TASK REQUIREMENTS:
Print all the records exactly, please.

Dataset items:
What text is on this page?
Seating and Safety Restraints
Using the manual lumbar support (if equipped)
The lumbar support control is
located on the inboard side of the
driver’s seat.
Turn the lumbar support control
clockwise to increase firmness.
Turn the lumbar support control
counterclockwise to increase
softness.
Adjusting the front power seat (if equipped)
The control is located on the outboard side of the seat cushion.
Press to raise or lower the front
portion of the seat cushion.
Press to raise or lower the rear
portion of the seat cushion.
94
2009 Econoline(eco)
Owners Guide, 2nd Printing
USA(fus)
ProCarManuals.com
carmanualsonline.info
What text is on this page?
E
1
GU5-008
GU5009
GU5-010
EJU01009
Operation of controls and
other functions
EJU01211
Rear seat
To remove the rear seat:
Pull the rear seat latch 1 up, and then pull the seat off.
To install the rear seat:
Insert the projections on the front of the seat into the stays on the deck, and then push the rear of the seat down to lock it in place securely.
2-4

OUTPUT BELOW:
What text is on this page?
Seating and Safety Restraints
Using the manual lumbar support (if equipped)
The lumbar support control is
located on the inboard side of the
driver’s seat.
Turn the lumbar support control
clockwise to increase firmness.
Turn the lumbar support control
counterclockwise to increase
softness.
Adjusting the front power seat (if equipped)
The control is located on the outboard side of the seat cushion.
Press to raise or lower the front
portion of the seat cushion.
Press to raise or lower the rear
portion of the seat cushion.
94
2009 Econoline(eco)
Owners Guide, 2nd Printing
USA(fus)
ProCarManuals.com
carmanualsonline.info
What text is on this page?
E
1
GU5-008
GU5009
GU5-010
EJU01009
Operation of controls and
other functions
EJU01211
Rear seat
To remove the rear seat:
Pull the rear seat latch 1 up, and then pull the seat off.
To install the rear seat:
Insert the projections on the front of the seat into the stays on the deck, and then push the rear of the seat down to lock it in place securely.
2-4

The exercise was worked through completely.